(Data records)
^^^^^^^^

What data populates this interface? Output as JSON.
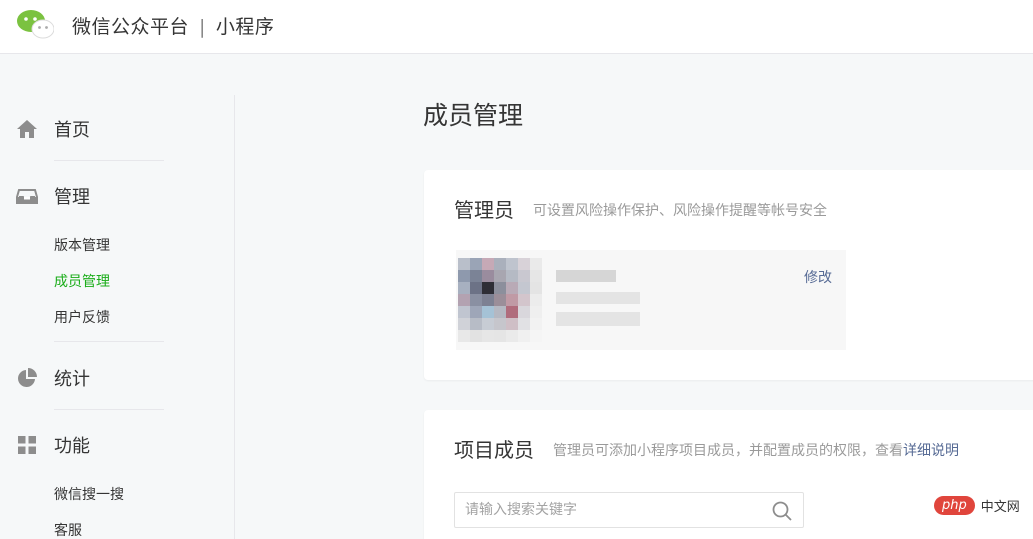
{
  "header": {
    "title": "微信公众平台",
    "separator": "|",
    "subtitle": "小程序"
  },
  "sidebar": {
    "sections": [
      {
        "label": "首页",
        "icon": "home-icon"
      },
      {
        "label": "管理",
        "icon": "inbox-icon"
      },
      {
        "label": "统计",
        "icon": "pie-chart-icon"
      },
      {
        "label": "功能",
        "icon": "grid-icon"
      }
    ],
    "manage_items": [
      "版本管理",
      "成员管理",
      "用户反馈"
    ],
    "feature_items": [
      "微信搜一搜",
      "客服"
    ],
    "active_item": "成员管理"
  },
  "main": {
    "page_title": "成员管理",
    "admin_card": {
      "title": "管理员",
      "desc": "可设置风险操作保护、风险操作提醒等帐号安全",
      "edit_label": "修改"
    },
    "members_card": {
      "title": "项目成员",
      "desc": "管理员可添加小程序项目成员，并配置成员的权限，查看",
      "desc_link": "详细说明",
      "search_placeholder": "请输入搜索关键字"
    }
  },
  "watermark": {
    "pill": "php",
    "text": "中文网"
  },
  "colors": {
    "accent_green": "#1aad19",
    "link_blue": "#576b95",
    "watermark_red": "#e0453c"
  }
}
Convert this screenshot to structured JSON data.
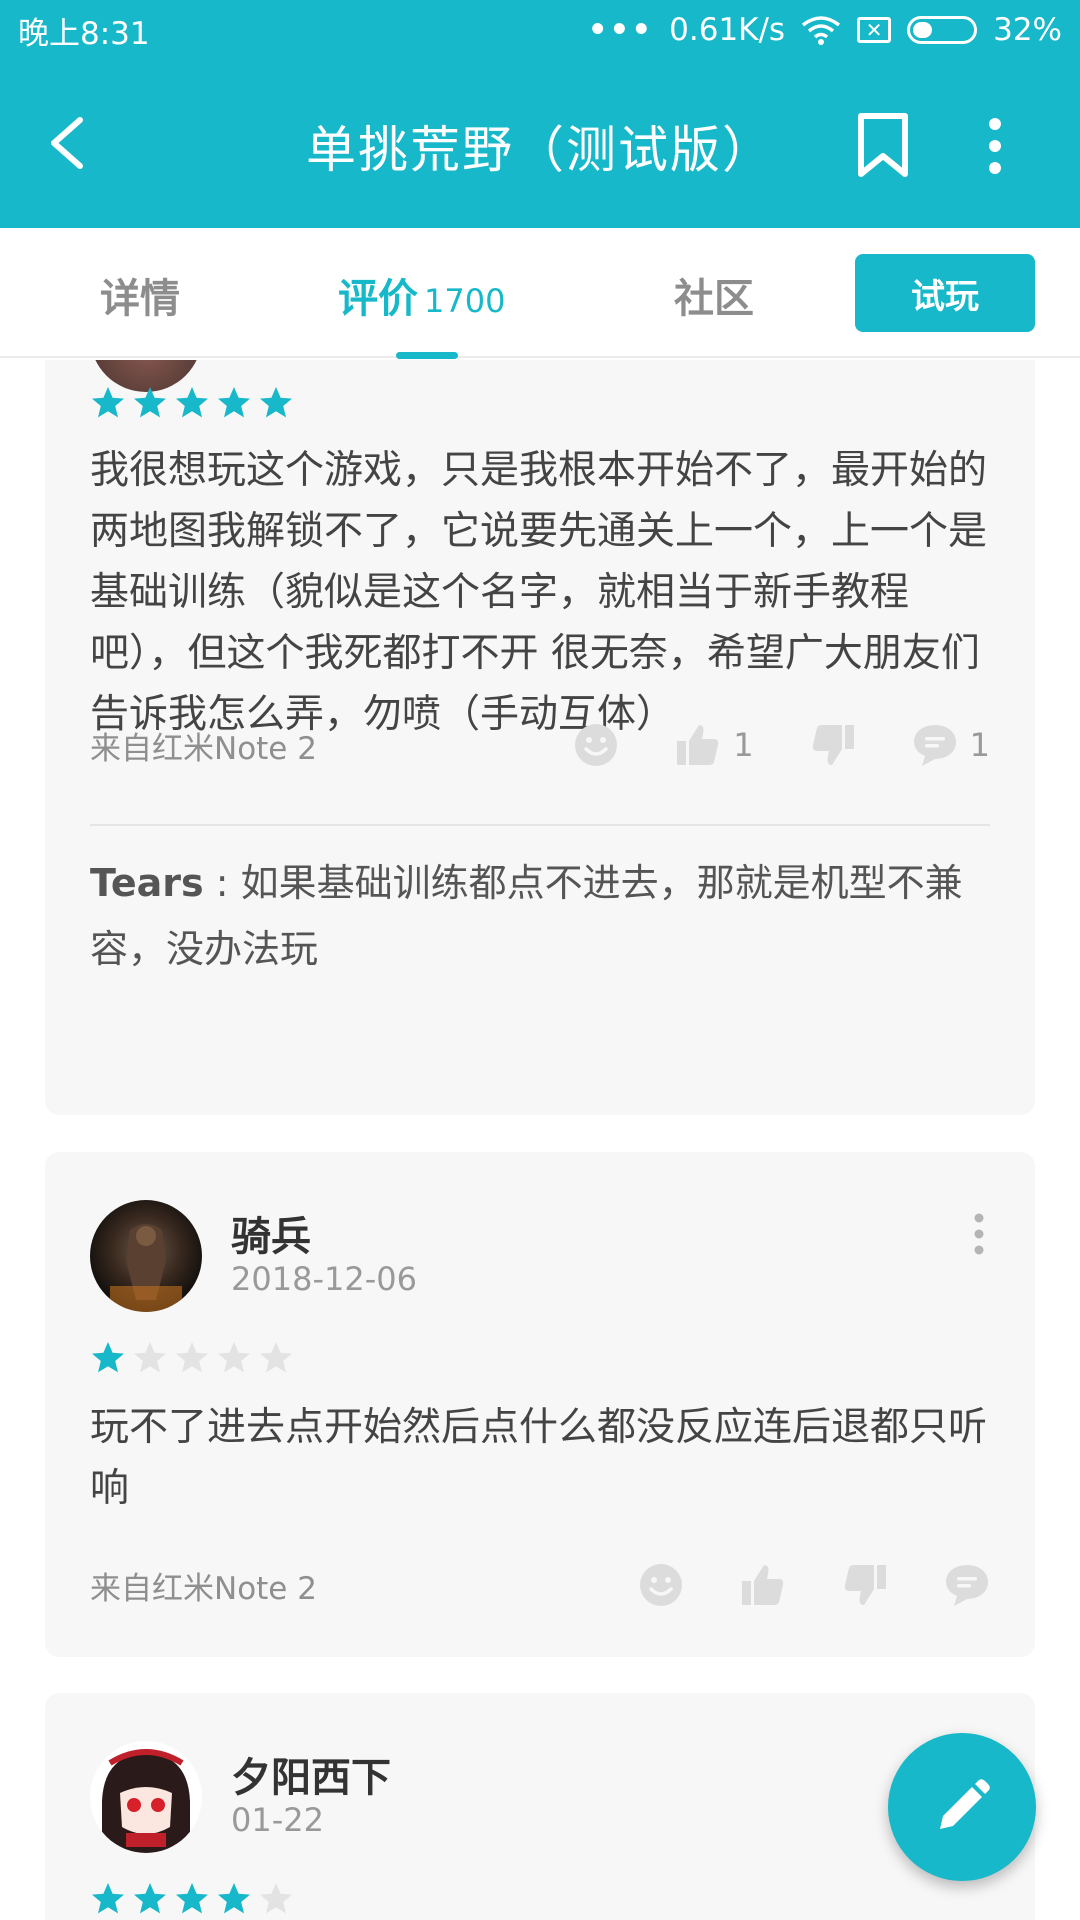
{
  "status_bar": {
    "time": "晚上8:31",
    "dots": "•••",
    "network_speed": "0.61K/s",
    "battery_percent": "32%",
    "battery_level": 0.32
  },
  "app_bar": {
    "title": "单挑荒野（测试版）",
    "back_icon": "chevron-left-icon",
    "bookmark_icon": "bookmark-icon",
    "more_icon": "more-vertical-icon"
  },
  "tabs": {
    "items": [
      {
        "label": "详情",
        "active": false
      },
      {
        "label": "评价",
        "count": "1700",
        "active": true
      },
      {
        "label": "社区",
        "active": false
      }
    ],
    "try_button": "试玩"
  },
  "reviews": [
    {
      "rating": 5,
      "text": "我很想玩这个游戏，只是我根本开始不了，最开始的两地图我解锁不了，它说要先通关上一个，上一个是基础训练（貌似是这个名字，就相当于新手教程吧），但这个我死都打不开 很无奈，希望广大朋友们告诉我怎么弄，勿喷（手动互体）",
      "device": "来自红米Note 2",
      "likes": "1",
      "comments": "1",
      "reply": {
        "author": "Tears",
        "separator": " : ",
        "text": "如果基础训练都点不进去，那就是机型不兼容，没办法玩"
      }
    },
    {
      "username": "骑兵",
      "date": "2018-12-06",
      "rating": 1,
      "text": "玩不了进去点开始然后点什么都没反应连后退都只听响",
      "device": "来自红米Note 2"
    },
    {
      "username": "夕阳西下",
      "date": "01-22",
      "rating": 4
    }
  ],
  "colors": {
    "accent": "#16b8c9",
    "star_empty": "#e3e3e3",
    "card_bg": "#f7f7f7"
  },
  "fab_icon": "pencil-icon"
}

^^^^^^^^

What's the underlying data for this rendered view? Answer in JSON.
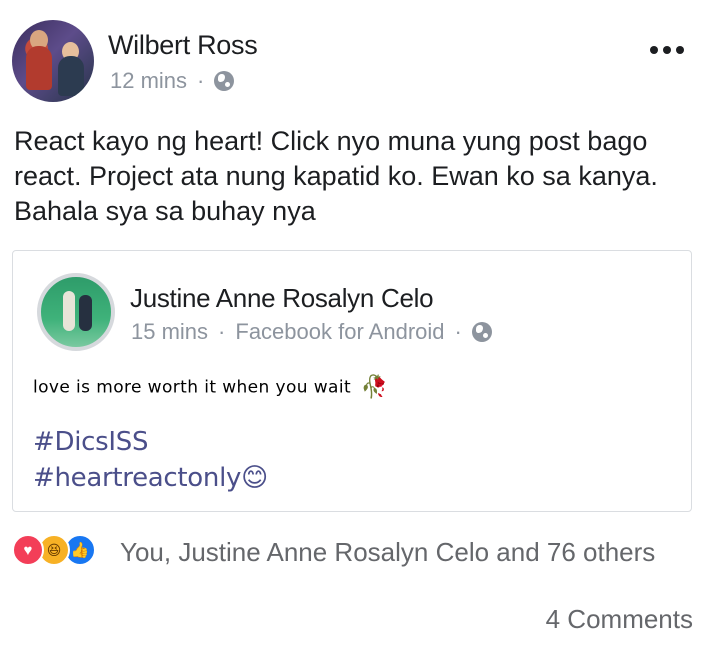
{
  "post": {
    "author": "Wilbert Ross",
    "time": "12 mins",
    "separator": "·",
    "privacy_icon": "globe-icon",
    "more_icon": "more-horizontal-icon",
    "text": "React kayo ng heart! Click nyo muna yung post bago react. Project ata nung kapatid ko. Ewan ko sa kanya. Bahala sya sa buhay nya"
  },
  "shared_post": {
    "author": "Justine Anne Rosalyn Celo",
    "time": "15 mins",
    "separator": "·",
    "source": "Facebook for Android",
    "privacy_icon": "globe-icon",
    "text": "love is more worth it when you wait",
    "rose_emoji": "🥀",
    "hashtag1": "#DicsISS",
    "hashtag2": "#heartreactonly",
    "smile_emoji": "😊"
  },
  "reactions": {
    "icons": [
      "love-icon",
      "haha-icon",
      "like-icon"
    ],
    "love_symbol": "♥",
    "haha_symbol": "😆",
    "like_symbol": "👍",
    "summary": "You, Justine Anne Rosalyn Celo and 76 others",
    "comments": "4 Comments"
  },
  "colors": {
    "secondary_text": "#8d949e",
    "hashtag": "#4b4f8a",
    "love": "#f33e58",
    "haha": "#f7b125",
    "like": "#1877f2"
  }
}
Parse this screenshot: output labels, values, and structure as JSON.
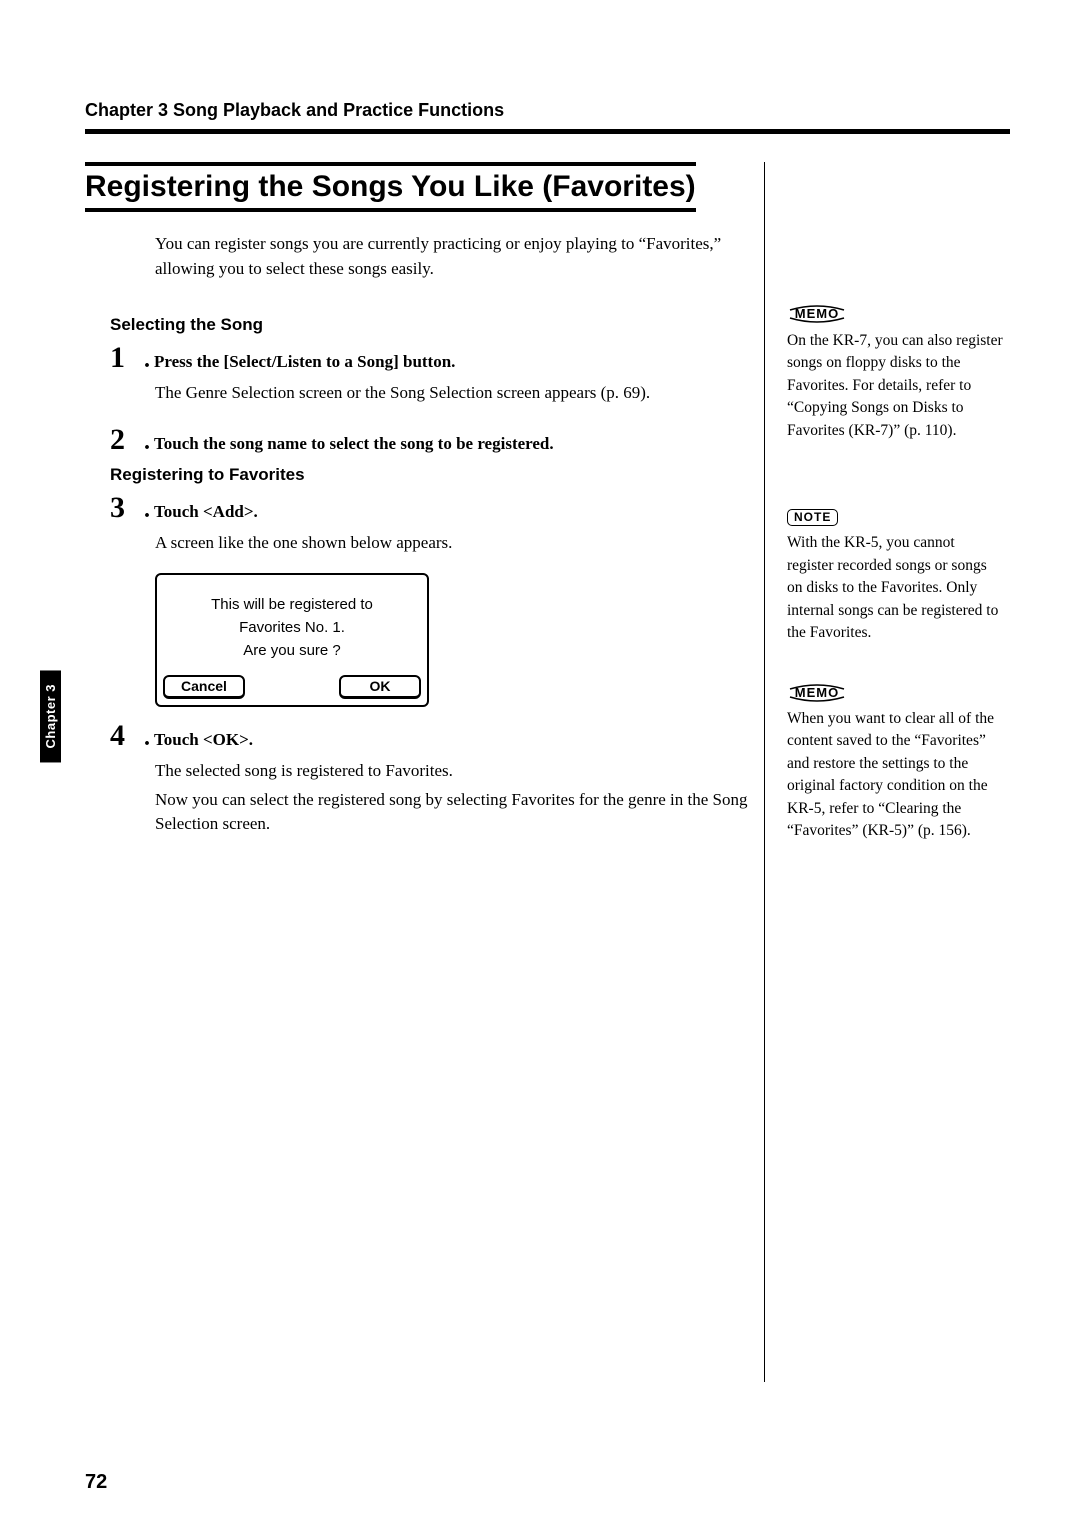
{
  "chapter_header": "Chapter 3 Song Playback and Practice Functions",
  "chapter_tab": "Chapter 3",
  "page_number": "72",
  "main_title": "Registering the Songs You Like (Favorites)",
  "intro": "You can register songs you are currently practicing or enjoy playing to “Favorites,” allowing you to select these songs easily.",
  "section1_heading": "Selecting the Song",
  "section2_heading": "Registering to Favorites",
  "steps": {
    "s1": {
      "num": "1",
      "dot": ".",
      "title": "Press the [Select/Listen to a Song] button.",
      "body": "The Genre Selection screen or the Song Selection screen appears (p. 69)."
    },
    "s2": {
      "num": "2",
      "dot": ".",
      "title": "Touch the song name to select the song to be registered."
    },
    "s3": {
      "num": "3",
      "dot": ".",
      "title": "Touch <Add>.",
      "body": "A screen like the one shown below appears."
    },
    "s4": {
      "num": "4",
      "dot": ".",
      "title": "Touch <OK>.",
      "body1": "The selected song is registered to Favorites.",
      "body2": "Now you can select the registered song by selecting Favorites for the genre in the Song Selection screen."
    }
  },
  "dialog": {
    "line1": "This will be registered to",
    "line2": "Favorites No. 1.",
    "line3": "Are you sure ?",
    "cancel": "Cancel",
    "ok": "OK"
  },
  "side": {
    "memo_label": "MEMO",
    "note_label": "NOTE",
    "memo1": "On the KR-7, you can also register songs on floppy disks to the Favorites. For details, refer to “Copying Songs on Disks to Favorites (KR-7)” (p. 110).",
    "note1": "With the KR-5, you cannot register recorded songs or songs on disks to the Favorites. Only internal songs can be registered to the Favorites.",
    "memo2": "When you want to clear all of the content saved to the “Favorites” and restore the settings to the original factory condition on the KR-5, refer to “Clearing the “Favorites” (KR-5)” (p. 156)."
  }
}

^^^^^^^^

The exercise
Copy out the lines that hold "Selection".

The reply
      "body": "The Genre Selection screen or the Song Selection screen appears (p. 69)."
      "body2": "Now you can select the registered song by selecting Favorites for the genre in the Song Selection screen."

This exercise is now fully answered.